→ **INSTRUCTIONS TO FOLLOW**
Repeat the entries below exactly as they appear, with no pictures.

--- SOURCE MATERIAL ---

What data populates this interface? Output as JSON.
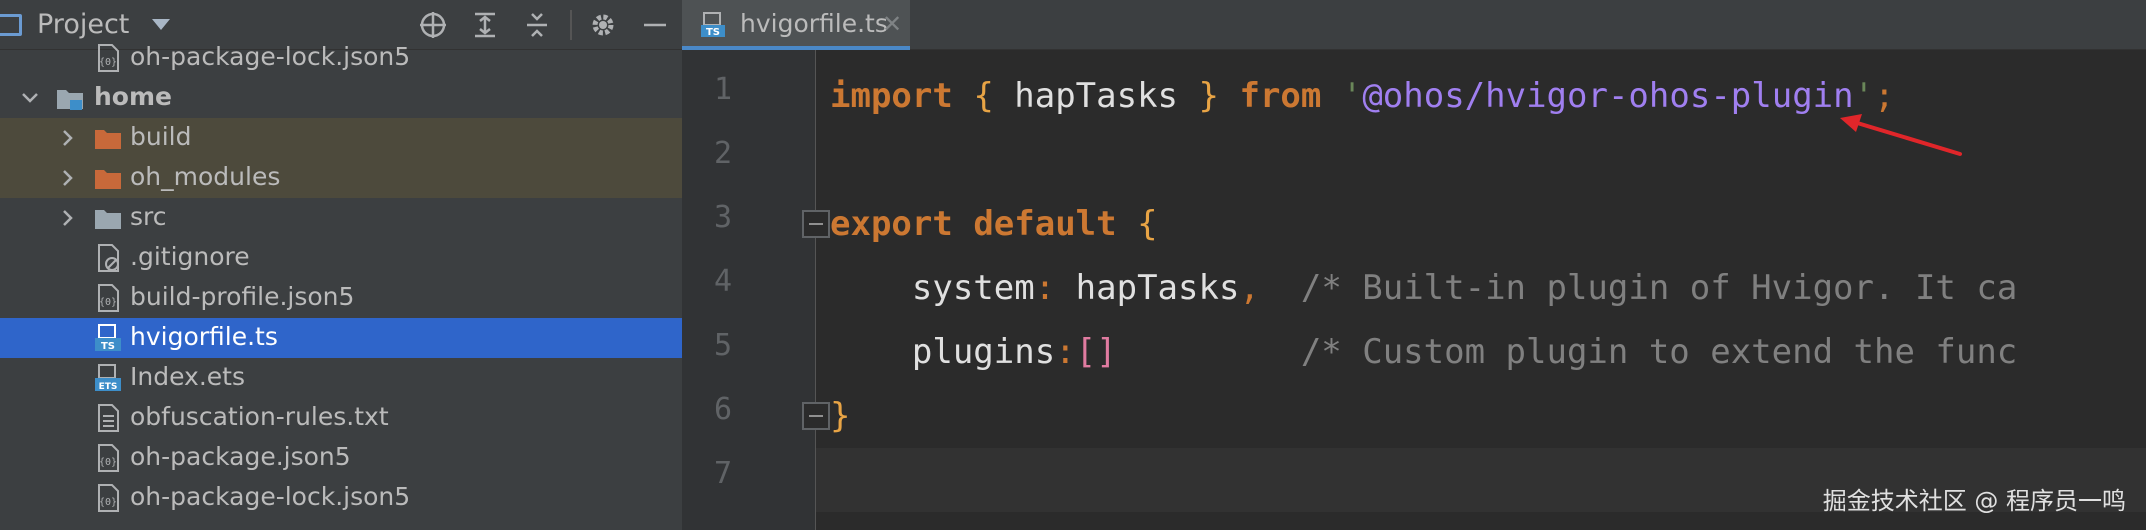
{
  "sidebar": {
    "title": "Project",
    "items": [
      {
        "label": "oh-package-lock.json5",
        "icon": "json-config-icon",
        "indent": 2,
        "chevron": null
      },
      {
        "label": "home",
        "icon": "module-folder-icon",
        "indent": 1,
        "chevron": "down",
        "bold": true
      },
      {
        "label": "build",
        "icon": "orange-folder-icon",
        "indent": 2,
        "chevron": "right",
        "highlight": true
      },
      {
        "label": "oh_modules",
        "icon": "orange-folder-icon",
        "indent": 2,
        "chevron": "right",
        "highlight": true
      },
      {
        "label": "src",
        "icon": "folder-icon",
        "indent": 2,
        "chevron": "right"
      },
      {
        "label": ".gitignore",
        "icon": "gitignore-file-icon",
        "indent": 2,
        "chevron": null
      },
      {
        "label": "build-profile.json5",
        "icon": "json-config-icon",
        "indent": 2,
        "chevron": null
      },
      {
        "label": "hvigorfile.ts",
        "icon": "ts-file-icon",
        "indent": 2,
        "chevron": null,
        "selected": true
      },
      {
        "label": "Index.ets",
        "icon": "ets-file-icon",
        "indent": 2,
        "chevron": null
      },
      {
        "label": "obfuscation-rules.txt",
        "icon": "text-file-icon",
        "indent": 2,
        "chevron": null
      },
      {
        "label": "oh-package.json5",
        "icon": "json-config-icon",
        "indent": 2,
        "chevron": null
      },
      {
        "label": "oh-package-lock.json5",
        "icon": "json-config-icon",
        "indent": 2,
        "chevron": null
      }
    ]
  },
  "editor": {
    "tab_label": "hvigorfile.ts",
    "tab_icon": "ts-file-icon",
    "line_numbers": [
      "1",
      "2",
      "3",
      "4",
      "5",
      "6",
      "7"
    ],
    "lines": [
      [
        {
          "t": "import",
          "c": "kw"
        },
        {
          "t": " ",
          "c": "id"
        },
        {
          "t": "{",
          "c": "br"
        },
        {
          "t": " hapTasks ",
          "c": "id"
        },
        {
          "t": "}",
          "c": "br"
        },
        {
          "t": " ",
          "c": "id"
        },
        {
          "t": "from",
          "c": "kw"
        },
        {
          "t": " ",
          "c": "id"
        },
        {
          "t": "'",
          "c": "str"
        },
        {
          "t": "@ohos/hvigor-ohos-plugin",
          "c": "strp"
        },
        {
          "t": "'",
          "c": "str"
        },
        {
          "t": ";",
          "c": "pu"
        }
      ],
      [],
      [
        {
          "t": "export",
          "c": "kw"
        },
        {
          "t": " ",
          "c": "id"
        },
        {
          "t": "default",
          "c": "kw"
        },
        {
          "t": " ",
          "c": "id"
        },
        {
          "t": "{",
          "c": "br"
        }
      ],
      [
        {
          "t": "    system",
          "c": "id"
        },
        {
          "t": ":",
          "c": "pu"
        },
        {
          "t": " hapTasks",
          "c": "id"
        },
        {
          "t": ",",
          "c": "pu"
        },
        {
          "t": "  /* Built-in plugin of Hvigor. It ca",
          "c": "cm"
        }
      ],
      [
        {
          "t": "    plugins",
          "c": "id"
        },
        {
          "t": ":",
          "c": "pu"
        },
        {
          "t": "[]",
          "c": "pk"
        },
        {
          "t": "         /* Custom plugin to extend the func",
          "c": "cm"
        }
      ],
      [
        {
          "t": "}",
          "c": "br"
        }
      ],
      []
    ]
  },
  "watermark": "掘金技术社区 @ 程序员一鸣",
  "colors": {
    "selection": "#2f65ca",
    "keyword": "#cc7832",
    "string_path": "#a07ff0",
    "comment": "#808080",
    "arrow": "#e0262a"
  }
}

---

→ **EXERCISE ANSWER**
What data populates this interface? Output as JSON.
{
  "sidebar": {
    "title": "Project",
    "items": [
      {
        "label": "oh-package-lock.json5",
        "icon": "json-config-icon",
        "indent": 2,
        "chevron": null
      },
      {
        "label": "home",
        "icon": "module-folder-icon",
        "indent": 1,
        "chevron": "down",
        "bold": true
      },
      {
        "label": "build",
        "icon": "orange-folder-icon",
        "indent": 2,
        "chevron": "right",
        "highlight": true
      },
      {
        "label": "oh_modules",
        "icon": "orange-folder-icon",
        "indent": 2,
        "chevron": "right",
        "highlight": true
      },
      {
        "label": "src",
        "icon": "folder-icon",
        "indent": 2,
        "chevron": "right"
      },
      {
        "label": ".gitignore",
        "icon": "gitignore-file-icon",
        "indent": 2,
        "chevron": null
      },
      {
        "label": "build-profile.json5",
        "icon": "json-config-icon",
        "indent": 2,
        "chevron": null
      },
      {
        "label": "hvigorfile.ts",
        "icon": "ts-file-icon",
        "indent": 2,
        "chevron": null,
        "selected": true
      },
      {
        "label": "Index.ets",
        "icon": "ets-file-icon",
        "indent": 2,
        "chevron": null
      },
      {
        "label": "obfuscation-rules.txt",
        "icon": "text-file-icon",
        "indent": 2,
        "chevron": null
      },
      {
        "label": "oh-package.json5",
        "icon": "json-config-icon",
        "indent": 2,
        "chevron": null
      },
      {
        "label": "oh-package-lock.json5",
        "icon": "json-config-icon",
        "indent": 2,
        "chevron": null
      }
    ]
  },
  "editor": {
    "tab_label": "hvigorfile.ts",
    "tab_icon": "ts-file-icon",
    "line_numbers": [
      "1",
      "2",
      "3",
      "4",
      "5",
      "6",
      "7"
    ],
    "lines": [
      [
        {
          "t": "import",
          "c": "kw"
        },
        {
          "t": " ",
          "c": "id"
        },
        {
          "t": "{",
          "c": "br"
        },
        {
          "t": " hapTasks ",
          "c": "id"
        },
        {
          "t": "}",
          "c": "br"
        },
        {
          "t": " ",
          "c": "id"
        },
        {
          "t": "from",
          "c": "kw"
        },
        {
          "t": " ",
          "c": "id"
        },
        {
          "t": "'",
          "c": "str"
        },
        {
          "t": "@ohos/hvigor-ohos-plugin",
          "c": "strp"
        },
        {
          "t": "'",
          "c": "str"
        },
        {
          "t": ";",
          "c": "pu"
        }
      ],
      [],
      [
        {
          "t": "export",
          "c": "kw"
        },
        {
          "t": " ",
          "c": "id"
        },
        {
          "t": "default",
          "c": "kw"
        },
        {
          "t": " ",
          "c": "id"
        },
        {
          "t": "{",
          "c": "br"
        }
      ],
      [
        {
          "t": "    system",
          "c": "id"
        },
        {
          "t": ":",
          "c": "pu"
        },
        {
          "t": " hapTasks",
          "c": "id"
        },
        {
          "t": ",",
          "c": "pu"
        },
        {
          "t": "  /* Built-in plugin of Hvigor. It ca",
          "c": "cm"
        }
      ],
      [
        {
          "t": "    plugins",
          "c": "id"
        },
        {
          "t": ":",
          "c": "pu"
        },
        {
          "t": "[]",
          "c": "pk"
        },
        {
          "t": "         /* Custom plugin to extend the func",
          "c": "cm"
        }
      ],
      [
        {
          "t": "}",
          "c": "br"
        }
      ],
      []
    ]
  },
  "watermark": "掘金技术社区 @ 程序员一鸣",
  "colors": {
    "selection": "#2f65ca",
    "keyword": "#cc7832",
    "string_path": "#a07ff0",
    "comment": "#808080",
    "arrow": "#e0262a"
  }
}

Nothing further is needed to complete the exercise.